• **SHORT PROBLEM**:
From the listing below, pull each line that includes "fondi".

Extracted data entries:
+===+
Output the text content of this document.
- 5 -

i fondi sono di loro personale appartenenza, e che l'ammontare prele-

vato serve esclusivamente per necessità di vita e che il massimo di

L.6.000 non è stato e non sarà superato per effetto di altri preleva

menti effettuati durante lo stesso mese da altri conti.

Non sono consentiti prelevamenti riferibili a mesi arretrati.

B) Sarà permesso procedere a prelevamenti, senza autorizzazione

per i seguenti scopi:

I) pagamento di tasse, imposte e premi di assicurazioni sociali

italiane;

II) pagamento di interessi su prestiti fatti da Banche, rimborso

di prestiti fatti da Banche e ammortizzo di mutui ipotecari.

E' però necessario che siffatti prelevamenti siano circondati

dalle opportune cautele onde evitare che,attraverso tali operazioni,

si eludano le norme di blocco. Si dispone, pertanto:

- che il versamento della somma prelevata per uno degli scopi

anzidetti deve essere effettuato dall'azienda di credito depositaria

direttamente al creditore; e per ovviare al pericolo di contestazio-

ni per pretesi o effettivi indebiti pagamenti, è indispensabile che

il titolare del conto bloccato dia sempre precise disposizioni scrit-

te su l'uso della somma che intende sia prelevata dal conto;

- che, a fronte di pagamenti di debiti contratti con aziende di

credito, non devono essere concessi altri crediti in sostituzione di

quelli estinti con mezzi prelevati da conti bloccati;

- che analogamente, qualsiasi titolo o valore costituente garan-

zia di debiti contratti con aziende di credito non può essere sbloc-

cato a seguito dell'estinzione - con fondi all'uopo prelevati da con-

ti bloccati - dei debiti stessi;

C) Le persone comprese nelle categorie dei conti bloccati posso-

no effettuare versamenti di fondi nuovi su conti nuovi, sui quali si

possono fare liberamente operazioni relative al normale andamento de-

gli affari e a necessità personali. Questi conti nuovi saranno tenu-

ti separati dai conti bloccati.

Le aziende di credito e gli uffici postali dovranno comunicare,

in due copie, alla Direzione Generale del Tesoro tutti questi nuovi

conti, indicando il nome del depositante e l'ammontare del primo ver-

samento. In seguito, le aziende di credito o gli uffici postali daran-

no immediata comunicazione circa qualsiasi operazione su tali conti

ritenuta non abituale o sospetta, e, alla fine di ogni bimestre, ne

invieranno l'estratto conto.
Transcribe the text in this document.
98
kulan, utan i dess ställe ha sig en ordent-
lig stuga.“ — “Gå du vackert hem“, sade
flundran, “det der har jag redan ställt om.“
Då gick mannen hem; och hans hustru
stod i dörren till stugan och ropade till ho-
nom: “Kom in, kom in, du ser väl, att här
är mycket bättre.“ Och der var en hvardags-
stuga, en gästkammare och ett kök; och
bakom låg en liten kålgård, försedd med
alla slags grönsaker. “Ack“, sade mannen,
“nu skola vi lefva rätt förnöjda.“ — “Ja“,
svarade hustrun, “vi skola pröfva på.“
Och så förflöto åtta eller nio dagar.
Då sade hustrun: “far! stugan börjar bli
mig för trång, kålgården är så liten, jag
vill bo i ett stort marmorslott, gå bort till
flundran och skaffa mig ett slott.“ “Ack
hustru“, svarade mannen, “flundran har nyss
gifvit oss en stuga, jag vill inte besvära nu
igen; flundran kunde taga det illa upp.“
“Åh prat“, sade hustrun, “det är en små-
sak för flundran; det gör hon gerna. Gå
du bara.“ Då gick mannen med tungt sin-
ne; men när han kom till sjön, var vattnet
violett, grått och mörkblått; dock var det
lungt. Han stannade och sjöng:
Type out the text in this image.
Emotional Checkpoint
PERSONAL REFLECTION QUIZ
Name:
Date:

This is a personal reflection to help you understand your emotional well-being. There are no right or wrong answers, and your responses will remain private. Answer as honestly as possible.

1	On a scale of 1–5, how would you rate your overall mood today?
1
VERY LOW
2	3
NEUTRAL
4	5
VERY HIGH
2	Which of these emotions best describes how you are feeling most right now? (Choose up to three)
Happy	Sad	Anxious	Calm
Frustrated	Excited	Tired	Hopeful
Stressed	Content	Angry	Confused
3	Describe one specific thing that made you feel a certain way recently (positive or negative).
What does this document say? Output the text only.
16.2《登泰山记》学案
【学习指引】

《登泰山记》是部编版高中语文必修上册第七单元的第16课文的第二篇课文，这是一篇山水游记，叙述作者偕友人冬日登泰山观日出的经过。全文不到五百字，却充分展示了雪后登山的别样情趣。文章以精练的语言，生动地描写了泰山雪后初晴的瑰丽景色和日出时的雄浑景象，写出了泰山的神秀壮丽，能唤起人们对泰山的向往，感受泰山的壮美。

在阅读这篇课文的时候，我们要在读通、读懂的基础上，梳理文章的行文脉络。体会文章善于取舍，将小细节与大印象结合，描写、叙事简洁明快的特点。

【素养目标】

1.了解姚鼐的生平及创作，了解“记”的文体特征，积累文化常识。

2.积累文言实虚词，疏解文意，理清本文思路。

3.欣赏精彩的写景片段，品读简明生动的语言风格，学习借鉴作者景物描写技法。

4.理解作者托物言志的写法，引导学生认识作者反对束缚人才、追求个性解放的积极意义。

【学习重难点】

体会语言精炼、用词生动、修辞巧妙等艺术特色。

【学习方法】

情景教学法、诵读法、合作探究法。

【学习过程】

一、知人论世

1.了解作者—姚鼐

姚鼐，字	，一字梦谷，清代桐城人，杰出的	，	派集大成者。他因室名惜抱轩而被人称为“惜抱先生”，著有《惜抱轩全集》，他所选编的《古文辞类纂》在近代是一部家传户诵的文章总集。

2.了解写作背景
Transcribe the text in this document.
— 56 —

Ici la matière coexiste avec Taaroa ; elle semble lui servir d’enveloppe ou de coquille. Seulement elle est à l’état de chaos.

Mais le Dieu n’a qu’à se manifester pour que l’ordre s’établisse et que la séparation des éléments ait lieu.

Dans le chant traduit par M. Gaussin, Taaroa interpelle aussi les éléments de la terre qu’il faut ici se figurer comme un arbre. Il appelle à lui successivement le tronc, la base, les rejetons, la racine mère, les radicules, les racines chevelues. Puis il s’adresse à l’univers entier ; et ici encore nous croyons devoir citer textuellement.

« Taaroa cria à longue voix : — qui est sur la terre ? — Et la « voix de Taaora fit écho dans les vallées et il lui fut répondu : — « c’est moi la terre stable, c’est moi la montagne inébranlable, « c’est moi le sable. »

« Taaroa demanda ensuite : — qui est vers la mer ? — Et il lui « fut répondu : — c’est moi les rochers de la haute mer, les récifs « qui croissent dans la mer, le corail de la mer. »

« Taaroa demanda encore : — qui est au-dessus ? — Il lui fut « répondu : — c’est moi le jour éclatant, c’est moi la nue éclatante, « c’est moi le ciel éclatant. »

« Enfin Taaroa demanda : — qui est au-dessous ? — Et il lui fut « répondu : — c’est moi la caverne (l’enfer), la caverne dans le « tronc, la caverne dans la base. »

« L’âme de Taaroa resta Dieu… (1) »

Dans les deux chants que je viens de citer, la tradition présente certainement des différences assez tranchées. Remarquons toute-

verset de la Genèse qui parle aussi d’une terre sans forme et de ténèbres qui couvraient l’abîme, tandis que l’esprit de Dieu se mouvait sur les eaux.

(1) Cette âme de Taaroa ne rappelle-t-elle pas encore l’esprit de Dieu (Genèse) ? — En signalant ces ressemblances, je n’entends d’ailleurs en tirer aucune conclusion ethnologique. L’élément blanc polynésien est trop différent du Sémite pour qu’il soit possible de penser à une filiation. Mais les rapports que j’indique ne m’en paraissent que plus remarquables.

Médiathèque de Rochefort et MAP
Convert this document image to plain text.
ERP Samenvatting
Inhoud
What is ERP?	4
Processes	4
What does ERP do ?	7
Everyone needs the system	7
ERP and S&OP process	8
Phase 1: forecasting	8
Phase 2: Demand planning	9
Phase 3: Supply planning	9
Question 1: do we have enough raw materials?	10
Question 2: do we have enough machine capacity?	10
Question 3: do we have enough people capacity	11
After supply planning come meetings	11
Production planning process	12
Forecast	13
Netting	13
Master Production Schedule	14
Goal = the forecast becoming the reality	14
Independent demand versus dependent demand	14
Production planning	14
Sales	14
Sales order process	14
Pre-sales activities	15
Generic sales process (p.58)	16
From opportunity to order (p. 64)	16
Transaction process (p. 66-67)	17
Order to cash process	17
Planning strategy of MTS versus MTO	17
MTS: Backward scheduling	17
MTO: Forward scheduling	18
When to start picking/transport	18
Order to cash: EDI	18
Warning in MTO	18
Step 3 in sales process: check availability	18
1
+===+
• **RESULT**:
i fondi sono di loro personale appartenenza, e che l'ammontare prele-
cato a seguito dell'estinzione - con fondi all'uopo prelevati da con-
no effettuare versamenti di fondi nuovi su conti nuovi, sui quali si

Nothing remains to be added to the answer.